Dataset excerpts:
>> start

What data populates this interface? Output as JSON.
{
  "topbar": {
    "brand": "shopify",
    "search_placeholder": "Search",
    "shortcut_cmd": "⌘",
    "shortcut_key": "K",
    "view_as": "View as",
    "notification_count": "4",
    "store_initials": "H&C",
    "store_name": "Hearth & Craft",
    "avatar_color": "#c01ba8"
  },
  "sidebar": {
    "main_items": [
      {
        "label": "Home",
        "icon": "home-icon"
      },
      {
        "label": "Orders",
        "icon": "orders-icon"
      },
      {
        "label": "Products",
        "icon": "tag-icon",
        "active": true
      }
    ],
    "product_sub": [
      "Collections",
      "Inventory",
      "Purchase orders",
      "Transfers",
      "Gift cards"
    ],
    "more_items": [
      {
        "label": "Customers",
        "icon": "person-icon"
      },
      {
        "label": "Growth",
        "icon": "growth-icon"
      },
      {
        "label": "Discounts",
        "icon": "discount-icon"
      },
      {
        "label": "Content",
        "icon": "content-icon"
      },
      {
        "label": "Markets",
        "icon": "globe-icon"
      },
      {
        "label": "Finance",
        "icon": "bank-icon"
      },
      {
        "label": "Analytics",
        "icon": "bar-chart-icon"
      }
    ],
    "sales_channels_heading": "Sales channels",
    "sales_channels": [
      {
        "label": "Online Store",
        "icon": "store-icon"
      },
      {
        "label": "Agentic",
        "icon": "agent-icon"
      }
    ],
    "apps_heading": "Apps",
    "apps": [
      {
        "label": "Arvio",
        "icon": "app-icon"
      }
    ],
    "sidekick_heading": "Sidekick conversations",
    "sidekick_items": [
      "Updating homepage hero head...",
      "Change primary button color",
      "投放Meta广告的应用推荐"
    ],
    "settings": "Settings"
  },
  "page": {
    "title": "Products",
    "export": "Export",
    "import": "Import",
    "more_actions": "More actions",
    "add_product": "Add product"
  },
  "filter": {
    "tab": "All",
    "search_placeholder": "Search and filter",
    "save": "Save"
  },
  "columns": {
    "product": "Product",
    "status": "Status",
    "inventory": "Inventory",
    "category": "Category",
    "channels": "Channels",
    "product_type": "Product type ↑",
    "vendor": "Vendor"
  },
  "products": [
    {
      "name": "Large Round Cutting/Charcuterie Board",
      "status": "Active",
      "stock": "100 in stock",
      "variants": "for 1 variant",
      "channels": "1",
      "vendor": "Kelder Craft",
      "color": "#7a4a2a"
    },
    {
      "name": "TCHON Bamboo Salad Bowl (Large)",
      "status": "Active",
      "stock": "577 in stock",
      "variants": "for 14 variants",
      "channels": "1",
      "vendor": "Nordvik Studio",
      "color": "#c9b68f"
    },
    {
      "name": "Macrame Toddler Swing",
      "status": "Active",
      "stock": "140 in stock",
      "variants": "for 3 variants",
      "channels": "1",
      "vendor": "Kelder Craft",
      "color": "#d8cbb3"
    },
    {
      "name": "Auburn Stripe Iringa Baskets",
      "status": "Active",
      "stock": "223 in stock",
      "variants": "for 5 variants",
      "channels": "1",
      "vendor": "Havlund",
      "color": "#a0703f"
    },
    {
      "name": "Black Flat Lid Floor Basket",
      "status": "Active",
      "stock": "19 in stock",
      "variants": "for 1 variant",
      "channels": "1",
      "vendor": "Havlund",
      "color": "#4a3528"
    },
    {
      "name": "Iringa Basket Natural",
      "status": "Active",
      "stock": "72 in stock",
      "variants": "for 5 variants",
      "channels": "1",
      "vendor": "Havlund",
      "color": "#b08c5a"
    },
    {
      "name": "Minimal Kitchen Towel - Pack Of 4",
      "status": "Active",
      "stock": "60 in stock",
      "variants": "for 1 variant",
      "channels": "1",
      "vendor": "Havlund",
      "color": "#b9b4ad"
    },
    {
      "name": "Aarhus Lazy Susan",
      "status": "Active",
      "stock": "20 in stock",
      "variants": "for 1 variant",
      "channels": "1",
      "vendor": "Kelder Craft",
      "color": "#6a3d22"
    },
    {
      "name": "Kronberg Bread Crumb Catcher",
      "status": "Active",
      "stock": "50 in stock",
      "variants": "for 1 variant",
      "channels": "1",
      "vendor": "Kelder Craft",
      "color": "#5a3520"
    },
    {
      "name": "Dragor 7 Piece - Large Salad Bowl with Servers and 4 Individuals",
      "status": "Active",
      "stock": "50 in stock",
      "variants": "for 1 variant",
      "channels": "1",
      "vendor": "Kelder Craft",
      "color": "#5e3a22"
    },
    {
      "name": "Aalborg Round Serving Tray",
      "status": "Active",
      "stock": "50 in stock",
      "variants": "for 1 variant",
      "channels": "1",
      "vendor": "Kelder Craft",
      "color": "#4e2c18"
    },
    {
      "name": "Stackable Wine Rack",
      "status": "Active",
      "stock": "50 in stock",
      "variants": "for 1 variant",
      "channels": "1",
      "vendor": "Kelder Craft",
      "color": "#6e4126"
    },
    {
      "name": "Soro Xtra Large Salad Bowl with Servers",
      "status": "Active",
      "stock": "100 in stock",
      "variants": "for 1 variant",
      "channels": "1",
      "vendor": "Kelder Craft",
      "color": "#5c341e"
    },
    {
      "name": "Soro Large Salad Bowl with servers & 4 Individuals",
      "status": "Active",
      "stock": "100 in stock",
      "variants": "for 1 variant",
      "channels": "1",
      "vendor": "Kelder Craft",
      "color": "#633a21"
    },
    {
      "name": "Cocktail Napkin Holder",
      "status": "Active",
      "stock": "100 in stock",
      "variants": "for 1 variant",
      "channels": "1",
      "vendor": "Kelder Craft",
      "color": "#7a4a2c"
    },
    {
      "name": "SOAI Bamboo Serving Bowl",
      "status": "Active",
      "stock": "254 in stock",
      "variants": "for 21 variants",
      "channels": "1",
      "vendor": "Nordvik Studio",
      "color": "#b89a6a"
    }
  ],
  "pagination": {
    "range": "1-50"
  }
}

>> end

WHAT IS NEEDED ->
Repeat the material above exactly.

WRITTEN REPLY ->
What data populates this interface? Output as JSON.
{
  "topbar": {
    "brand": "shopify",
    "search_placeholder": "Search",
    "shortcut_cmd": "⌘",
    "shortcut_key": "K",
    "view_as": "View as",
    "notification_count": "4",
    "store_initials": "H&C",
    "store_name": "Hearth & Craft",
    "avatar_color": "#c01ba8"
  },
  "sidebar": {
    "main_items": [
      {
        "label": "Home",
        "icon": "home-icon"
      },
      {
        "label": "Orders",
        "icon": "orders-icon"
      },
      {
        "label": "Products",
        "icon": "tag-icon",
        "active": true
      }
    ],
    "product_sub": [
      "Collections",
      "Inventory",
      "Purchase orders",
      "Transfers",
      "Gift cards"
    ],
    "more_items": [
      {
        "label": "Customers",
        "icon": "person-icon"
      },
      {
        "label": "Growth",
        "icon": "growth-icon"
      },
      {
        "label": "Discounts",
        "icon": "discount-icon"
      },
      {
        "label": "Content",
        "icon": "content-icon"
      },
      {
        "label": "Markets",
        "icon": "globe-icon"
      },
      {
        "label": "Finance",
        "icon": "bank-icon"
      },
      {
        "label": "Analytics",
        "icon": "bar-chart-icon"
      }
    ],
    "sales_channels_heading": "Sales channels",
    "sales_channels": [
      {
        "label": "Online Store",
        "icon": "store-icon"
      },
      {
        "label": "Agentic",
        "icon": "agent-icon"
      }
    ],
    "apps_heading": "Apps",
    "apps": [
      {
        "label": "Arvio",
        "icon": "app-icon"
      }
    ],
    "sidekick_heading": "Sidekick conversations",
    "sidekick_items": [
      "Updating homepage hero head...",
      "Change primary button color",
      "投放Meta广告的应用推荐"
    ],
    "settings": "Settings"
  },
  "page": {
    "title": "Products",
    "export": "Export",
    "import": "Import",
    "more_actions": "More actions",
    "add_product": "Add product"
  },
  "filter": {
    "tab": "All",
    "search_placeholder": "Search and filter",
    "save": "Save"
  },
  "columns": {
    "product": "Product",
    "status": "Status",
    "inventory": "Inventory",
    "category": "Category",
    "channels": "Channels",
    "product_type": "Product type ↑",
    "vendor": "Vendor"
  },
  "products": [
    {
      "name": "Large Round Cutting/Charcuterie Board",
      "status": "Active",
      "stock": "100 in stock",
      "variants": "for 1 variant",
      "channels": "1",
      "vendor": "Kelder Craft",
      "color": "#7a4a2a"
    },
    {
      "name": "TCHON Bamboo Salad Bowl (Large)",
      "status": "Active",
      "stock": "577 in stock",
      "variants": "for 14 variants",
      "channels": "1",
      "vendor": "Nordvik Studio",
      "color": "#c9b68f"
    },
    {
      "name": "Macrame Toddler Swing",
      "status": "Active",
      "stock": "140 in stock",
      "variants": "for 3 variants",
      "channels": "1",
      "vendor": "Kelder Craft",
      "color": "#d8cbb3"
    },
    {
      "name": "Auburn Stripe Iringa Baskets",
      "status": "Active",
      "stock": "223 in stock",
      "variants": "for 5 variants",
      "channels": "1",
      "vendor": "Havlund",
      "color": "#a0703f"
    },
    {
      "name": "Black Flat Lid Floor Basket",
      "status": "Active",
      "stock": "19 in stock",
      "variants": "for 1 variant",
      "channels": "1",
      "vendor": "Havlund",
      "color": "#4a3528"
    },
    {
      "name": "Iringa Basket Natural",
      "status": "Active",
      "stock": "72 in stock",
      "variants": "for 5 variants",
      "channels": "1",
      "vendor": "Havlund",
      "color": "#b08c5a"
    },
    {
      "name": "Minimal Kitchen Towel - Pack Of 4",
      "status": "Active",
      "stock": "60 in stock",
      "variants": "for 1 variant",
      "channels": "1",
      "vendor": "Havlund",
      "color": "#b9b4ad"
    },
    {
      "name": "Aarhus Lazy Susan",
      "status": "Active",
      "stock": "20 in stock",
      "variants": "for 1 variant",
      "channels": "1",
      "vendor": "Kelder Craft",
      "color": "#6a3d22"
    },
    {
      "name": "Kronberg Bread Crumb Catcher",
      "status": "Active",
      "stock": "50 in stock",
      "variants": "for 1 variant",
      "channels": "1",
      "vendor": "Kelder Craft",
      "color": "#5a3520"
    },
    {
      "name": "Dragor 7 Piece - Large Salad Bowl with Servers and 4 Individuals",
      "status": "Active",
      "stock": "50 in stock",
      "variants": "for 1 variant",
      "channels": "1",
      "vendor": "Kelder Craft",
      "color": "#5e3a22"
    },
    {
      "name": "Aalborg Round Serving Tray",
      "status": "Active",
      "stock": "50 in stock",
      "variants": "for 1 variant",
      "channels": "1",
      "vendor": "Kelder Craft",
      "color": "#4e2c18"
    },
    {
      "name": "Stackable Wine Rack",
      "status": "Active",
      "stock": "50 in stock",
      "variants": "for 1 variant",
      "channels": "1",
      "vendor": "Kelder Craft",
      "color": "#6e4126"
    },
    {
      "name": "Soro Xtra Large Salad Bowl with Servers",
      "status": "Active",
      "stock": "100 in stock",
      "variants": "for 1 variant",
      "channels": "1",
      "vendor": "Kelder Craft",
      "color": "#5c341e"
    },
    {
      "name": "Soro Large Salad Bowl with servers & 4 Individuals",
      "status": "Active",
      "stock": "100 in stock",
      "variants": "for 1 variant",
      "channels": "1",
      "vendor": "Kelder Craft",
      "color": "#633a21"
    },
    {
      "name": "Cocktail Napkin Holder",
      "status": "Active",
      "stock": "100 in stock",
      "variants": "for 1 variant",
      "channels": "1",
      "vendor": "Kelder Craft",
      "color": "#7a4a2c"
    },
    {
      "name": "SOAI Bamboo Serving Bowl",
      "status": "Active",
      "stock": "254 in stock",
      "variants": "for 21 variants",
      "channels": "1",
      "vendor": "Nordvik Studio",
      "color": "#b89a6a"
    }
  ],
  "pagination": {
    "range": "1-50"
  }
}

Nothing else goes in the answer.